-- Provided records start --

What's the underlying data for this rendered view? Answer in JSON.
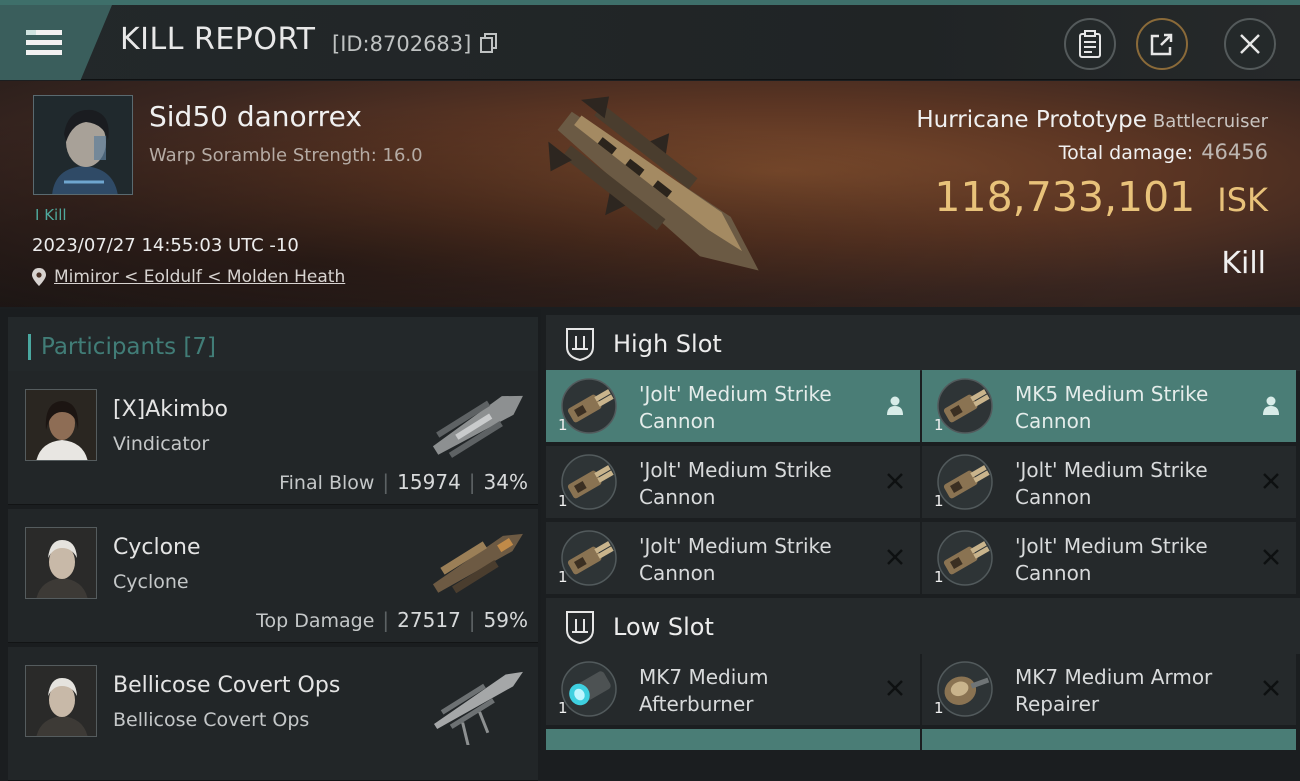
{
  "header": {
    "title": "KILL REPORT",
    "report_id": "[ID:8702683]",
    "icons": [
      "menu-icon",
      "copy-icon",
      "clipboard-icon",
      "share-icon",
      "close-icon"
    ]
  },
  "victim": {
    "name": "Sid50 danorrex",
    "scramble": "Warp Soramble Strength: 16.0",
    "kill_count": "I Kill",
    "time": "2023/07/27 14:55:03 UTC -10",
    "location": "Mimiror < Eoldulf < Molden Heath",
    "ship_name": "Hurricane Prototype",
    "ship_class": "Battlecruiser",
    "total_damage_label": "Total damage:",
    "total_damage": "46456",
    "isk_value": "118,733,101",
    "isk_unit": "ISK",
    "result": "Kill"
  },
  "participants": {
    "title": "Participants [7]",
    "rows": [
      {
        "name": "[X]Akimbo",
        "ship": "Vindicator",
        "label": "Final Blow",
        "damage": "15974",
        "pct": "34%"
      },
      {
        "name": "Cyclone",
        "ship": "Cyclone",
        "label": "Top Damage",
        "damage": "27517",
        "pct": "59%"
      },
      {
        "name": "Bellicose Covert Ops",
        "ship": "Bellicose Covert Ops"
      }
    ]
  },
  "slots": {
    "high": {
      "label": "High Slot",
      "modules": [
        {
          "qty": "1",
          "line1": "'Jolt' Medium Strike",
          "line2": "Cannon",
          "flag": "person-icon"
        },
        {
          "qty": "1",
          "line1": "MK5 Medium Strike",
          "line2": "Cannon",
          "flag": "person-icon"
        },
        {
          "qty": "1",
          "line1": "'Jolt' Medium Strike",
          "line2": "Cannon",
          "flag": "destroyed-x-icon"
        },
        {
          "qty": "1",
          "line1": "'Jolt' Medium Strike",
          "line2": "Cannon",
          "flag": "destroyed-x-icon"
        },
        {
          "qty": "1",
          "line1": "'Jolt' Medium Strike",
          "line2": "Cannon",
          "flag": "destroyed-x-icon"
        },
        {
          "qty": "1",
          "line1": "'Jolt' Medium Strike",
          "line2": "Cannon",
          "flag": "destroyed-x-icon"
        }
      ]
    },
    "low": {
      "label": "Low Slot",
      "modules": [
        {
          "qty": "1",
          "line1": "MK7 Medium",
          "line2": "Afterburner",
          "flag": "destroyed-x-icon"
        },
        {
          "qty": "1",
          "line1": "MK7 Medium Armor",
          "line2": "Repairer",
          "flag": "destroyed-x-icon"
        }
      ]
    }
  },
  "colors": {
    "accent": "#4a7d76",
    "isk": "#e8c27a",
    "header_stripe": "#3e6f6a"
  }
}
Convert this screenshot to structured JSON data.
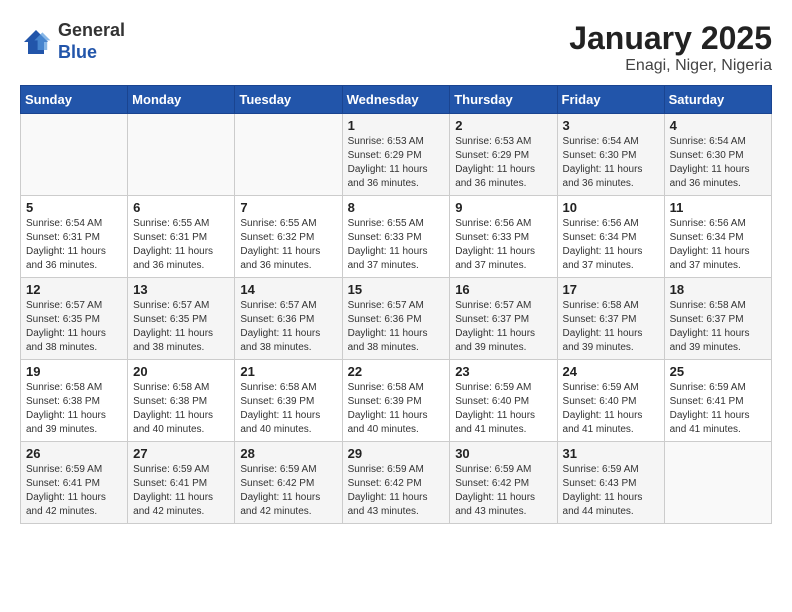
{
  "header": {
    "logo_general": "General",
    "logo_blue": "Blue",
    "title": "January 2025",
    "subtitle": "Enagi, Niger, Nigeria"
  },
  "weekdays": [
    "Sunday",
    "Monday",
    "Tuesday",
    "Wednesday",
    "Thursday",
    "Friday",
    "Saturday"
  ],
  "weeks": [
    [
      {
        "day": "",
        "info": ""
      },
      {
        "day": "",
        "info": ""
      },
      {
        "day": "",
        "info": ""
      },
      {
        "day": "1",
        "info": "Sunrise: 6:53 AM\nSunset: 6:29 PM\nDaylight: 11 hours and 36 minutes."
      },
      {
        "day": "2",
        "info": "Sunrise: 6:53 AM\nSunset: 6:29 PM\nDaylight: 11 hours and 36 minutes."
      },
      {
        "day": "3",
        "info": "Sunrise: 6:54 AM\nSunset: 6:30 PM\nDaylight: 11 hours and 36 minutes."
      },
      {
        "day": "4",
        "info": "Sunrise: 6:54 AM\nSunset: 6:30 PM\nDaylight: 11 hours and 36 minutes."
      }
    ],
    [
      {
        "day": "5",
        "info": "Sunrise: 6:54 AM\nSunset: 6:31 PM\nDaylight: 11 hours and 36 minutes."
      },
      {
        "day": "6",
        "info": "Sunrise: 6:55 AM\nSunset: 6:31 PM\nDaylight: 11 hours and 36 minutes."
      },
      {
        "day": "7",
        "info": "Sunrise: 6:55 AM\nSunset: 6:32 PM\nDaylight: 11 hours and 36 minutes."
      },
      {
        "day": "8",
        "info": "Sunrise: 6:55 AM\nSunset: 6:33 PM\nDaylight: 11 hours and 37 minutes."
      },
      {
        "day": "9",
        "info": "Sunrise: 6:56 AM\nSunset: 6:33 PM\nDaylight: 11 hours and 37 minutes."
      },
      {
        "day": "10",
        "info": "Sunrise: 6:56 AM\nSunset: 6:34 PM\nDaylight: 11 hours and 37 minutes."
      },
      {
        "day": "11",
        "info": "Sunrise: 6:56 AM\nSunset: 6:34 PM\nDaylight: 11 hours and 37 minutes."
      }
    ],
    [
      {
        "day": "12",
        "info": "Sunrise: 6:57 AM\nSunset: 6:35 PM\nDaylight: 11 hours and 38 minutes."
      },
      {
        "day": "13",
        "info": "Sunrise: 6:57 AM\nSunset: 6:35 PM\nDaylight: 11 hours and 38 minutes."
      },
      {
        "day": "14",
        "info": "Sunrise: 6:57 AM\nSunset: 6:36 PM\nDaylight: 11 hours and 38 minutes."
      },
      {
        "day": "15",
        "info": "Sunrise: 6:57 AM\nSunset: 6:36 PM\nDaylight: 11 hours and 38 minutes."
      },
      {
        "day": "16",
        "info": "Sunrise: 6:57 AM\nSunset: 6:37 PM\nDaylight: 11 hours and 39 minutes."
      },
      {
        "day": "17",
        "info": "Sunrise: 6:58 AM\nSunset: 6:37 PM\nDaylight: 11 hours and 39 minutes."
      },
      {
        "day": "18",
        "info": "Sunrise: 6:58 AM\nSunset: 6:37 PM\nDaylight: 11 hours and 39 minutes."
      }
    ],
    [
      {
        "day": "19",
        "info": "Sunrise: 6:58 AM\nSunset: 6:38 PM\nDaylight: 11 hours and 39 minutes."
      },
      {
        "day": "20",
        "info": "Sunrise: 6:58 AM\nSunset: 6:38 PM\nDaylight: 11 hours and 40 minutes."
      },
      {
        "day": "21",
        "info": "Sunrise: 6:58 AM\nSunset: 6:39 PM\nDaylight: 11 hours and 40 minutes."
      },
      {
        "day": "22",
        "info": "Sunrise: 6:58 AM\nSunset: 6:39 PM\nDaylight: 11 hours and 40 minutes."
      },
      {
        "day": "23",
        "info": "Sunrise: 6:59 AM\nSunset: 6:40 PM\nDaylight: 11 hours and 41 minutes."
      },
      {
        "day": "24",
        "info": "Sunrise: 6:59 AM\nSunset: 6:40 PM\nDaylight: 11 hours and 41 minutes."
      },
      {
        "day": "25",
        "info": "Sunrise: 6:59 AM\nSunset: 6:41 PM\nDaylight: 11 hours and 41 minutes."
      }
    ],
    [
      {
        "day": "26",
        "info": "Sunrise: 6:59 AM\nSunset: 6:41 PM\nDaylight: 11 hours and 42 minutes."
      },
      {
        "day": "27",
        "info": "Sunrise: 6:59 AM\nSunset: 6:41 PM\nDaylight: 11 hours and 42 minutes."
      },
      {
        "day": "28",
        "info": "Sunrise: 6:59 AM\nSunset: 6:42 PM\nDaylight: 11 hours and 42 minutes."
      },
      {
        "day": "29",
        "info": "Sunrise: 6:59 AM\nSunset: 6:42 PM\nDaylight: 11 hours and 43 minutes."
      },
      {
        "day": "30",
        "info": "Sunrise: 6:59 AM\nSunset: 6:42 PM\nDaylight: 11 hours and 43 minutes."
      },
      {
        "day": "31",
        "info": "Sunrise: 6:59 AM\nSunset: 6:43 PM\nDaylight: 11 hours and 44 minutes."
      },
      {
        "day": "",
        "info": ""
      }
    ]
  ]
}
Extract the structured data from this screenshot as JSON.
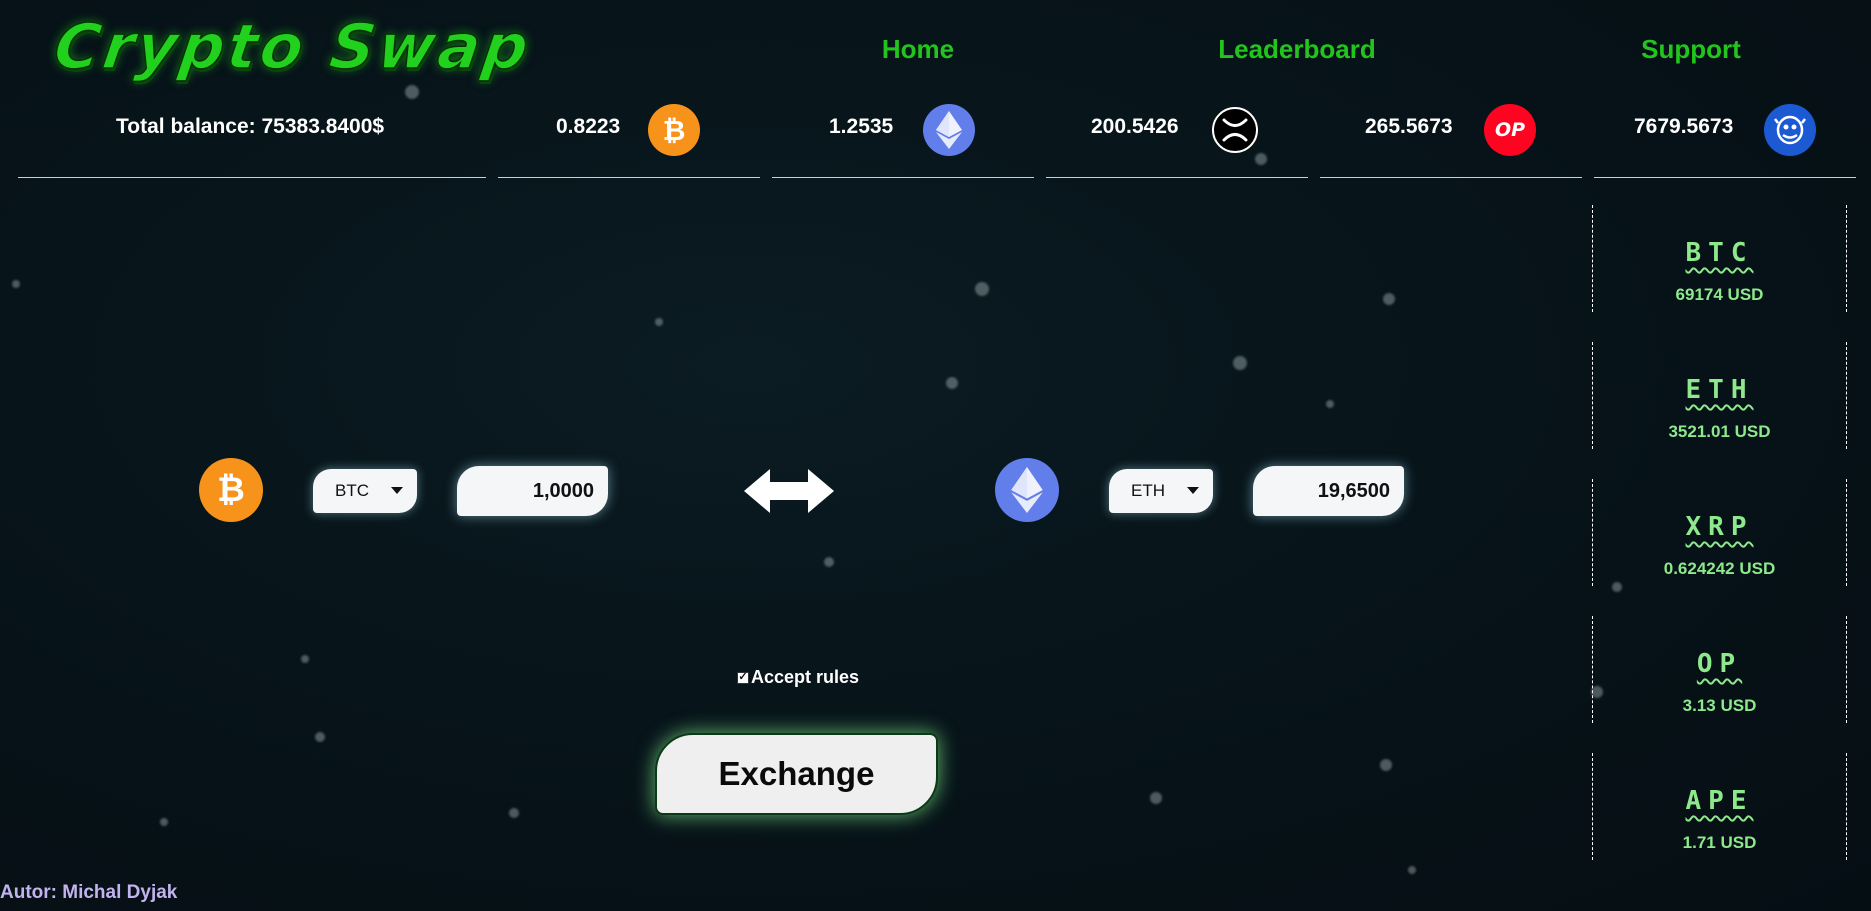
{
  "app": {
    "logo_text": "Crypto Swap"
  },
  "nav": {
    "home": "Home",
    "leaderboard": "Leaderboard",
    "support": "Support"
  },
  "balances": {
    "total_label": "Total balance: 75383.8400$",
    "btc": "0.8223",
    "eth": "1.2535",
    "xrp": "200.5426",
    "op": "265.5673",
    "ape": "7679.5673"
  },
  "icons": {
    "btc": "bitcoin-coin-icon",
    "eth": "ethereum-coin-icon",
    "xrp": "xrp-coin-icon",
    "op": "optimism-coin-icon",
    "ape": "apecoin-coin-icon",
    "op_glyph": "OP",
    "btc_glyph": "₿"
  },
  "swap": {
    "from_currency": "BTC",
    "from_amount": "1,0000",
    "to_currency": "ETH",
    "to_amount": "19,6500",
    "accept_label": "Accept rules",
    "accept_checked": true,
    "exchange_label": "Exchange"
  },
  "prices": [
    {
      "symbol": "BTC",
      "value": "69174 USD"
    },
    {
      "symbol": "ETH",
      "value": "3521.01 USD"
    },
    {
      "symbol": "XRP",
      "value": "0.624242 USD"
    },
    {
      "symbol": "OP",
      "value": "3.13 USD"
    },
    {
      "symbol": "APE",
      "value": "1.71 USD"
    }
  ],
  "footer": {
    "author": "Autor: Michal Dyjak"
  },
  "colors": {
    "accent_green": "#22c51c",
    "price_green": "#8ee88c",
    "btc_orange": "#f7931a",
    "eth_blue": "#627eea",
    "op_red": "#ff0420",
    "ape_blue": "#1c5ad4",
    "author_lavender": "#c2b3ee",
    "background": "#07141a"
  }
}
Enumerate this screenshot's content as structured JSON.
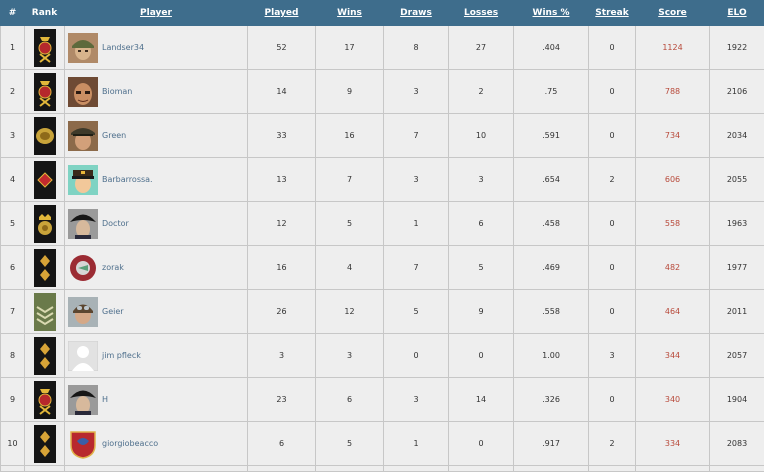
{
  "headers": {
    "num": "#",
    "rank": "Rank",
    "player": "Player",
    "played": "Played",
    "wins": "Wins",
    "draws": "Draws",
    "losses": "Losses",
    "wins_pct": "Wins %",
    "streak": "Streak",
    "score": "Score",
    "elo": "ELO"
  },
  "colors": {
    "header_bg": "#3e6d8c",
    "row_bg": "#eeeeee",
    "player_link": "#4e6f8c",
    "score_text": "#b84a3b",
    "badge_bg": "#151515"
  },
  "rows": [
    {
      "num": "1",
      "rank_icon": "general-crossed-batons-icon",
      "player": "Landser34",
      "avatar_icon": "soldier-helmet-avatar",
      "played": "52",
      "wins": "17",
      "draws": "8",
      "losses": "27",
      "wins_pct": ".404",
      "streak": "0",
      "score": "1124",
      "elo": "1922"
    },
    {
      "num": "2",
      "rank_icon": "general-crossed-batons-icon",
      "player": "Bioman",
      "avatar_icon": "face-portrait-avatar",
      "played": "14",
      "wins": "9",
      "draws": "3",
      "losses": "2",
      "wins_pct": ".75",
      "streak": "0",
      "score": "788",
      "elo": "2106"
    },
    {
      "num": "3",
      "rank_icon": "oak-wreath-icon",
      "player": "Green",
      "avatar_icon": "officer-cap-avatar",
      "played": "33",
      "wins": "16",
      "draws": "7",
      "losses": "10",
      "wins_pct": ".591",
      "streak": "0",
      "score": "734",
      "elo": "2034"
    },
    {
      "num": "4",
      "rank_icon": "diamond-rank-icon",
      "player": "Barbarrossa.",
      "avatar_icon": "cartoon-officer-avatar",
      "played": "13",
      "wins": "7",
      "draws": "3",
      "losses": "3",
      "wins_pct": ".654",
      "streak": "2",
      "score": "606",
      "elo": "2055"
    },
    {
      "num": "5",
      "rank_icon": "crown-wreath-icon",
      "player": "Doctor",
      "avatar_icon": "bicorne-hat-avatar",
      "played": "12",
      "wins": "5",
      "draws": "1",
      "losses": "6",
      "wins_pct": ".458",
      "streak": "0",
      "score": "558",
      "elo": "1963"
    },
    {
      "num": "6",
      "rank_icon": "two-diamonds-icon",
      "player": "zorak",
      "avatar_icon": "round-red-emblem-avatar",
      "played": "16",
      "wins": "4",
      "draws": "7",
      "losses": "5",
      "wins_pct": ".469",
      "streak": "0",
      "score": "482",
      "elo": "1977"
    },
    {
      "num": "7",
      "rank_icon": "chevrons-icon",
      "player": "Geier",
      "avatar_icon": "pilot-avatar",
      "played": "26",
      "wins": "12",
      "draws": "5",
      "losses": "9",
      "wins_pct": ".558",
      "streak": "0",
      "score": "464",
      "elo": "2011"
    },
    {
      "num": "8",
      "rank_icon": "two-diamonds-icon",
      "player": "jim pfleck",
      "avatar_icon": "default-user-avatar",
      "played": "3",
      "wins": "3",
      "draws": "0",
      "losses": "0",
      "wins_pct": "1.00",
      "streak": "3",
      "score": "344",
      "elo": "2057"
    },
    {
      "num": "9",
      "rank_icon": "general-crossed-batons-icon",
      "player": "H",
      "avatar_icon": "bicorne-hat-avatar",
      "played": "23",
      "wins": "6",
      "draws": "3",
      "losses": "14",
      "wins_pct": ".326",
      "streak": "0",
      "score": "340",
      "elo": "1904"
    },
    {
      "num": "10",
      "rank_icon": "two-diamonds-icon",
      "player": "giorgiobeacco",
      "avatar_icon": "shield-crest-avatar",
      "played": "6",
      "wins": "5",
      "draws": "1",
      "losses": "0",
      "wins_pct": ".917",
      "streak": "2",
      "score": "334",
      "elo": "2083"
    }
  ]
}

-- Provided records end --

- _What to work on_
Identify how many lines in the entries above include the string "data", then state that number alone.

- _Result of this exercise_
3